EXERCISE:
Pull every line of the entries that has the word "динамические".

SUPPLIED ENTRIES:
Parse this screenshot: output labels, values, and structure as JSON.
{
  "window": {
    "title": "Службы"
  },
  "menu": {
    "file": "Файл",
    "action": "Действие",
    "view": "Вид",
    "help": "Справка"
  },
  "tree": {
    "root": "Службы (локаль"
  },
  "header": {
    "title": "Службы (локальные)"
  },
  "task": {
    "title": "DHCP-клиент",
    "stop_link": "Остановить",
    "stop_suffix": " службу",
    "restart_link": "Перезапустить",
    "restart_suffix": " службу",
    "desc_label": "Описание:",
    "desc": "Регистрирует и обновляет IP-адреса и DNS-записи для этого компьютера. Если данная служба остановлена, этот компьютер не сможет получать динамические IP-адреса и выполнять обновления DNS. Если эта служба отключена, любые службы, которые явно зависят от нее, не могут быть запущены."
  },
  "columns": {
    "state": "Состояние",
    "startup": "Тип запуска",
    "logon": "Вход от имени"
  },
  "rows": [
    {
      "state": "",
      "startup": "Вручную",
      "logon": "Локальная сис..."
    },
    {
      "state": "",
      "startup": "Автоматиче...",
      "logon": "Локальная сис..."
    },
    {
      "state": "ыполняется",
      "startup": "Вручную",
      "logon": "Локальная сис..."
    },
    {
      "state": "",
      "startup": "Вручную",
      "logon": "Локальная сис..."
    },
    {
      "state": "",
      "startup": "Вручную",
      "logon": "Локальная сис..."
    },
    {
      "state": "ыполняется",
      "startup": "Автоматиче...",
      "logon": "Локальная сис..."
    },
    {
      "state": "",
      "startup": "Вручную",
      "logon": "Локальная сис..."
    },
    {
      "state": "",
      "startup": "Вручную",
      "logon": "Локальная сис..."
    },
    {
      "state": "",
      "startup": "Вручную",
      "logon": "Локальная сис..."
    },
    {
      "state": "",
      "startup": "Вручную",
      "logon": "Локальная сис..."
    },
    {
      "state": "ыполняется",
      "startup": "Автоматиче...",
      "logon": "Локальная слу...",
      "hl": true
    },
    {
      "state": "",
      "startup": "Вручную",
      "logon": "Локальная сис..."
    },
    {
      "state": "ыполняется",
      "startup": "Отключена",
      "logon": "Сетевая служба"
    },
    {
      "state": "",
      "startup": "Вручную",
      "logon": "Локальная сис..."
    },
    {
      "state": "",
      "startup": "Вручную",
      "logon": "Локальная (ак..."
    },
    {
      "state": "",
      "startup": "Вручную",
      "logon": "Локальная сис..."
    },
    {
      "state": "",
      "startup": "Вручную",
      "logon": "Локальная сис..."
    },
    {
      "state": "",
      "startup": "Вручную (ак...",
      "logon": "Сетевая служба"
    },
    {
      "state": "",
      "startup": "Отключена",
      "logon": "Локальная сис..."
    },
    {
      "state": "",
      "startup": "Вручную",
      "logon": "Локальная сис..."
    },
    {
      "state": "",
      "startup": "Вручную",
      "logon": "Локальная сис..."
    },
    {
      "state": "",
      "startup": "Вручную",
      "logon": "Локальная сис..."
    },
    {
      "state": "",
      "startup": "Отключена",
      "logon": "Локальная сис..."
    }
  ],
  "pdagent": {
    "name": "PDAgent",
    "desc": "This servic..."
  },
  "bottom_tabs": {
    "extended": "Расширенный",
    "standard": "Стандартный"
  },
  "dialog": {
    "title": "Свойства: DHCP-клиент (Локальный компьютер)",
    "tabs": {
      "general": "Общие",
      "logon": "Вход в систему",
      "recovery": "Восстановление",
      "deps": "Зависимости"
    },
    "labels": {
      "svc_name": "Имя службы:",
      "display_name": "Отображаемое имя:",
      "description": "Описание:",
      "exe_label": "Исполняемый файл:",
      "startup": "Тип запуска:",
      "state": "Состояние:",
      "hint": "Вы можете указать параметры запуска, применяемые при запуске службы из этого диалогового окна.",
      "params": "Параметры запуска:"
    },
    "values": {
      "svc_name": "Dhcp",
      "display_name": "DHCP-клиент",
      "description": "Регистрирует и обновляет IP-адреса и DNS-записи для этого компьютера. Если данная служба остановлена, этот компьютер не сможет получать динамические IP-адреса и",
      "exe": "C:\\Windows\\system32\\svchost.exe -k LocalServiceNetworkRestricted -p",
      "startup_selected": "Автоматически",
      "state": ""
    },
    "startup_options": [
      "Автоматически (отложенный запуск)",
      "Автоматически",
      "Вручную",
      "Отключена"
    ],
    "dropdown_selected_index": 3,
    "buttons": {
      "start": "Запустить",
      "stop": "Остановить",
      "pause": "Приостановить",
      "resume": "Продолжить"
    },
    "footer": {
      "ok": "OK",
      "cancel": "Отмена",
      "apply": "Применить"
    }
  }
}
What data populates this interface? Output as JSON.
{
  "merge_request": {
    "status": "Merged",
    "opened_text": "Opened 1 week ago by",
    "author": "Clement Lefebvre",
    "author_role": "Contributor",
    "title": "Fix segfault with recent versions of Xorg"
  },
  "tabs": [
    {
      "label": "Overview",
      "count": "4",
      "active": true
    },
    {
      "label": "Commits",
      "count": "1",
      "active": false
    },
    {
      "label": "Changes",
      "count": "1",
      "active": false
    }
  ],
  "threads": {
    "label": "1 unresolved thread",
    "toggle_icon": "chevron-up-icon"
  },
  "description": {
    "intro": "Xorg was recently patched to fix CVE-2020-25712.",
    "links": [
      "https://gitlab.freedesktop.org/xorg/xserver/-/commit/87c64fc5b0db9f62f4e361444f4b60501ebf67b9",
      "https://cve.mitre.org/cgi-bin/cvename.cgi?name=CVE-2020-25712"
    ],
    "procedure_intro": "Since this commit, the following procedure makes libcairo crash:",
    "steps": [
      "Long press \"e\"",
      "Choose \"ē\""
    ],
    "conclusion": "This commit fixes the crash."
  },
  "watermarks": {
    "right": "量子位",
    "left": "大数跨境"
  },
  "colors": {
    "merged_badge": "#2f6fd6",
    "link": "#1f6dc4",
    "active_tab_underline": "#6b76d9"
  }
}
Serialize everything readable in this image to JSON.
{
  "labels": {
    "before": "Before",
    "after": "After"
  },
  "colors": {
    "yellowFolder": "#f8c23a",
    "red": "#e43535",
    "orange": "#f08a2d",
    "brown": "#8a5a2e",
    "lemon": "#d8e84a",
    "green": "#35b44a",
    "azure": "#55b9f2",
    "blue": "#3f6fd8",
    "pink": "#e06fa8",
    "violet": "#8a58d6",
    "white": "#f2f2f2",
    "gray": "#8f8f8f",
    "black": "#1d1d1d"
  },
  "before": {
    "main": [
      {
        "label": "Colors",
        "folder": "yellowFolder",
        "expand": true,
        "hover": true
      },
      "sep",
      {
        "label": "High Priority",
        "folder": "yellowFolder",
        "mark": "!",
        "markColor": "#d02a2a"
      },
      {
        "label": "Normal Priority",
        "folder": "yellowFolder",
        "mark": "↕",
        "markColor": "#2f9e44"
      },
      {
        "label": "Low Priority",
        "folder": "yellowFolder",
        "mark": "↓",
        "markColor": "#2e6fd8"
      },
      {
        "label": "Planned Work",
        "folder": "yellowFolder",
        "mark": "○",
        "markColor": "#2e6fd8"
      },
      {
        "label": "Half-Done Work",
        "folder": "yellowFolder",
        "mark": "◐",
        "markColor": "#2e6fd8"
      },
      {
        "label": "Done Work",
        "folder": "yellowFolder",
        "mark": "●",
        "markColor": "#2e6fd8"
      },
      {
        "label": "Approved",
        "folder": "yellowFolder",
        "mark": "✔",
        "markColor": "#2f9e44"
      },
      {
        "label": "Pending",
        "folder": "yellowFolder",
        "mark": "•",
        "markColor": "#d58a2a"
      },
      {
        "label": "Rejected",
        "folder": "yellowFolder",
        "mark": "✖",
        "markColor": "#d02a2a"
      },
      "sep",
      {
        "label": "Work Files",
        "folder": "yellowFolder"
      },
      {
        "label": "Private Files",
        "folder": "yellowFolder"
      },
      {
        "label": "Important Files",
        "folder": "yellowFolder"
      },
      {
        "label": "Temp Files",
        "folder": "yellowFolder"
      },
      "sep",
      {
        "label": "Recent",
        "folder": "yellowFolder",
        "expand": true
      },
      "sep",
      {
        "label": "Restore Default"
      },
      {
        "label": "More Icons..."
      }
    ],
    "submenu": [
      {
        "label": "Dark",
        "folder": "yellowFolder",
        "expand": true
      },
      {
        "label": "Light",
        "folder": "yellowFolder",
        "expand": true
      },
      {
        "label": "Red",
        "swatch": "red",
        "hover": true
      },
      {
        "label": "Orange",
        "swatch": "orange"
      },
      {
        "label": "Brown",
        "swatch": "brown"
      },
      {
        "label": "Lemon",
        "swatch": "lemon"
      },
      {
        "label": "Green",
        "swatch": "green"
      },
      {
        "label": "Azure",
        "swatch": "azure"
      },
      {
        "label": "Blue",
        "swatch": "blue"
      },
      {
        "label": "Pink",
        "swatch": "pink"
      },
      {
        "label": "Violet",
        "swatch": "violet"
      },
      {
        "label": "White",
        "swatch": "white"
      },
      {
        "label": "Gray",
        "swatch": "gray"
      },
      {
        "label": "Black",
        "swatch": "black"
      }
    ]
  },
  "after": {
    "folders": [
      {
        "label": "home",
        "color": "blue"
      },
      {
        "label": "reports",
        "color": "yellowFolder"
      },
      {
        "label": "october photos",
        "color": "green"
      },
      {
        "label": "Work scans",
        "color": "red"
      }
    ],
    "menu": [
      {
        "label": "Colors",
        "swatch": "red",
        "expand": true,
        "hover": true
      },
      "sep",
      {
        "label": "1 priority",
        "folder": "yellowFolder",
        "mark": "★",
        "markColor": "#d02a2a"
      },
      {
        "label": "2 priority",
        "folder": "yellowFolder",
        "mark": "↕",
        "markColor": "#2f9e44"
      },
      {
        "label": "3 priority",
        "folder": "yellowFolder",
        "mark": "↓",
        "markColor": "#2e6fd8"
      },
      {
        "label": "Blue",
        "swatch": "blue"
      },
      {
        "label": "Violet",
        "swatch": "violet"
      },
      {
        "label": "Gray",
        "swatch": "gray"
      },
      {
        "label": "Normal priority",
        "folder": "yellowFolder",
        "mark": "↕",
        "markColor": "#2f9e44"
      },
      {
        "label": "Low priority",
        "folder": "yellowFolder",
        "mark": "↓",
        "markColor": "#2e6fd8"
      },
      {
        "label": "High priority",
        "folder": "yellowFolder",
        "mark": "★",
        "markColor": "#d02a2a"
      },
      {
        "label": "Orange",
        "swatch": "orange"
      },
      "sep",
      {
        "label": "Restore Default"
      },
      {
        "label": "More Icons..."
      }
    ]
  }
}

EXERCISE RESULT:
    "desc": "Регистрирует и обновляет IP-адреса и DNS-записи для этого компьютера. Если данная служба остановлена, этот компьютер не сможет получать динамические IP-адреса и выполнять обновления DNS. Если эта служба отключена, любые службы, которые явно зависят от нее, не могут быть запущены."
      "description": "Регистрирует и обновляет IP-адреса и DNS-записи для этого компьютера. Если данная служба остановлена, этот компьютер не сможет получать динамические IP-адреса и",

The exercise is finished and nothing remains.